Output every entry exactly as written, but omit the pictures.

RECORDS PROVIDED:
**********

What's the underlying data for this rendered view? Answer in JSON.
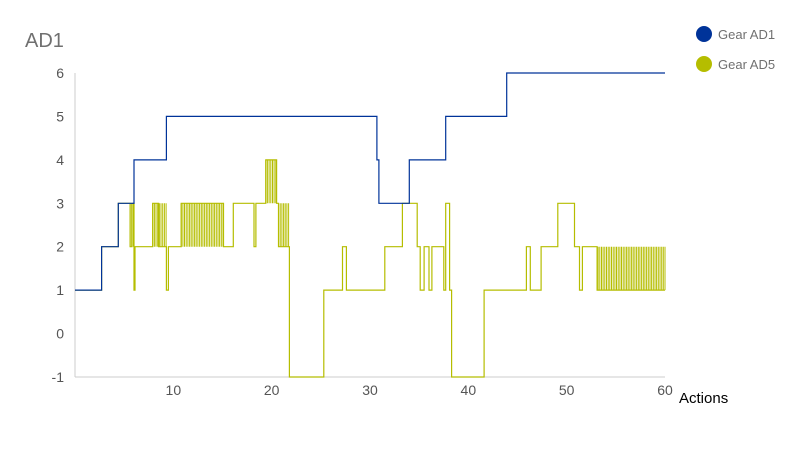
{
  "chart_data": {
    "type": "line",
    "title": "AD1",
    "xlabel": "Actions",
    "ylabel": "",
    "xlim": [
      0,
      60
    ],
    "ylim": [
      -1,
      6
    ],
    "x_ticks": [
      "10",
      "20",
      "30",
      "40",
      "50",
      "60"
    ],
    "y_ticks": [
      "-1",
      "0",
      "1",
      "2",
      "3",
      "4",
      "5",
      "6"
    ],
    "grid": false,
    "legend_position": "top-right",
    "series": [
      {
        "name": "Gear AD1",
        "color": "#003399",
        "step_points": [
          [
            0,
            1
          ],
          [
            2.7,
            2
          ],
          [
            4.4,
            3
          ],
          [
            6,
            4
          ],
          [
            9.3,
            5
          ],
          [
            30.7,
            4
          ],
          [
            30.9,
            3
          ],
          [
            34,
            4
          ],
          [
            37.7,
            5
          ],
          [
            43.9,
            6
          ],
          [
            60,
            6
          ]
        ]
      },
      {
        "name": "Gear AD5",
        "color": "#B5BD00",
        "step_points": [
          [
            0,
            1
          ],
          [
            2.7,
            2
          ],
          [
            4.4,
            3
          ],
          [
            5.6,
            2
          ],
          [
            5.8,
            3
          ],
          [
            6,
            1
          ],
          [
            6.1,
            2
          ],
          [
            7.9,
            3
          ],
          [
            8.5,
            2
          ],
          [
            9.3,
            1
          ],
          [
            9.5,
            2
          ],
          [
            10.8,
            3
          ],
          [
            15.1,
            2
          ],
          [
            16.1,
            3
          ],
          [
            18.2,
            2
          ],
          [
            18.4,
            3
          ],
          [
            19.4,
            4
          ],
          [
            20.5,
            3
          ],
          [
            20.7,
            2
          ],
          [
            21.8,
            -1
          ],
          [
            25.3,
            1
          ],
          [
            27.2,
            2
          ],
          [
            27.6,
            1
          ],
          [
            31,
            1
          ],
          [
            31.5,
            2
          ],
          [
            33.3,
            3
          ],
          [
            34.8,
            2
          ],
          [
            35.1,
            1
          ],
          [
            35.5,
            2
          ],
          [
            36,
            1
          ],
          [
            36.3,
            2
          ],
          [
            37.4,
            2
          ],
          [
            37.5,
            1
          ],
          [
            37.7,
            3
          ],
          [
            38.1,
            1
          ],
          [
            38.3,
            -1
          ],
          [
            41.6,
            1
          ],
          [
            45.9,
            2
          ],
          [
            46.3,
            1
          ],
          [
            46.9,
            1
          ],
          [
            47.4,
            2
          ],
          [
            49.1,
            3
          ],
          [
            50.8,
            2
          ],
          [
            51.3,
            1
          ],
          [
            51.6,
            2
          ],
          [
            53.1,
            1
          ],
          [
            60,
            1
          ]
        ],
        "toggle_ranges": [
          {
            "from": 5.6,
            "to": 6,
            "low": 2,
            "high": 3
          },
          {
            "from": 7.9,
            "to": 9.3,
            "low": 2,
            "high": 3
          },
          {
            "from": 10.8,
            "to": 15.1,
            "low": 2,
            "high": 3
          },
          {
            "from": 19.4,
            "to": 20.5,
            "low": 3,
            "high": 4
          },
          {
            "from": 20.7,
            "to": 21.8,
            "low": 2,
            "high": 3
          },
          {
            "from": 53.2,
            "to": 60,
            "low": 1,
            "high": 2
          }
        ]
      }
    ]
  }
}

**********

SOLUTION BELOW:
What's the underlying data for this rendered view? Answer in JSON.
{
  "chart_data": {
    "type": "line",
    "title": "AD1",
    "xlabel": "Actions",
    "ylabel": "",
    "xlim": [
      0,
      60
    ],
    "ylim": [
      -1,
      6
    ],
    "x_ticks": [
      "10",
      "20",
      "30",
      "40",
      "50",
      "60"
    ],
    "y_ticks": [
      "-1",
      "0",
      "1",
      "2",
      "3",
      "4",
      "5",
      "6"
    ],
    "grid": false,
    "legend_position": "top-right",
    "series": [
      {
        "name": "Gear AD1",
        "color": "#003399",
        "step_points": [
          [
            0,
            1
          ],
          [
            2.7,
            2
          ],
          [
            4.4,
            3
          ],
          [
            6,
            4
          ],
          [
            9.3,
            5
          ],
          [
            30.7,
            4
          ],
          [
            30.9,
            3
          ],
          [
            34,
            4
          ],
          [
            37.7,
            5
          ],
          [
            43.9,
            6
          ],
          [
            60,
            6
          ]
        ]
      },
      {
        "name": "Gear AD5",
        "color": "#B5BD00",
        "step_points": [
          [
            0,
            1
          ],
          [
            2.7,
            2
          ],
          [
            4.4,
            3
          ],
          [
            5.6,
            2
          ],
          [
            5.8,
            3
          ],
          [
            6,
            1
          ],
          [
            6.1,
            2
          ],
          [
            7.9,
            3
          ],
          [
            8.5,
            2
          ],
          [
            9.3,
            1
          ],
          [
            9.5,
            2
          ],
          [
            10.8,
            3
          ],
          [
            15.1,
            2
          ],
          [
            16.1,
            3
          ],
          [
            18.2,
            2
          ],
          [
            18.4,
            3
          ],
          [
            19.4,
            4
          ],
          [
            20.5,
            3
          ],
          [
            20.7,
            2
          ],
          [
            21.8,
            -1
          ],
          [
            25.3,
            1
          ],
          [
            27.2,
            2
          ],
          [
            27.6,
            1
          ],
          [
            31,
            1
          ],
          [
            31.5,
            2
          ],
          [
            33.3,
            3
          ],
          [
            34.8,
            2
          ],
          [
            35.1,
            1
          ],
          [
            35.5,
            2
          ],
          [
            36,
            1
          ],
          [
            36.3,
            2
          ],
          [
            37.4,
            2
          ],
          [
            37.5,
            1
          ],
          [
            37.7,
            3
          ],
          [
            38.1,
            1
          ],
          [
            38.3,
            -1
          ],
          [
            41.6,
            1
          ],
          [
            45.9,
            2
          ],
          [
            46.3,
            1
          ],
          [
            46.9,
            1
          ],
          [
            47.4,
            2
          ],
          [
            49.1,
            3
          ],
          [
            50.8,
            2
          ],
          [
            51.3,
            1
          ],
          [
            51.6,
            2
          ],
          [
            53.1,
            1
          ],
          [
            60,
            1
          ]
        ],
        "toggle_ranges": [
          {
            "from": 5.6,
            "to": 6,
            "low": 2,
            "high": 3
          },
          {
            "from": 7.9,
            "to": 9.3,
            "low": 2,
            "high": 3
          },
          {
            "from": 10.8,
            "to": 15.1,
            "low": 2,
            "high": 3
          },
          {
            "from": 19.4,
            "to": 20.5,
            "low": 3,
            "high": 4
          },
          {
            "from": 20.7,
            "to": 21.8,
            "low": 2,
            "high": 3
          },
          {
            "from": 53.2,
            "to": 60,
            "low": 1,
            "high": 2
          }
        ]
      }
    ]
  }
}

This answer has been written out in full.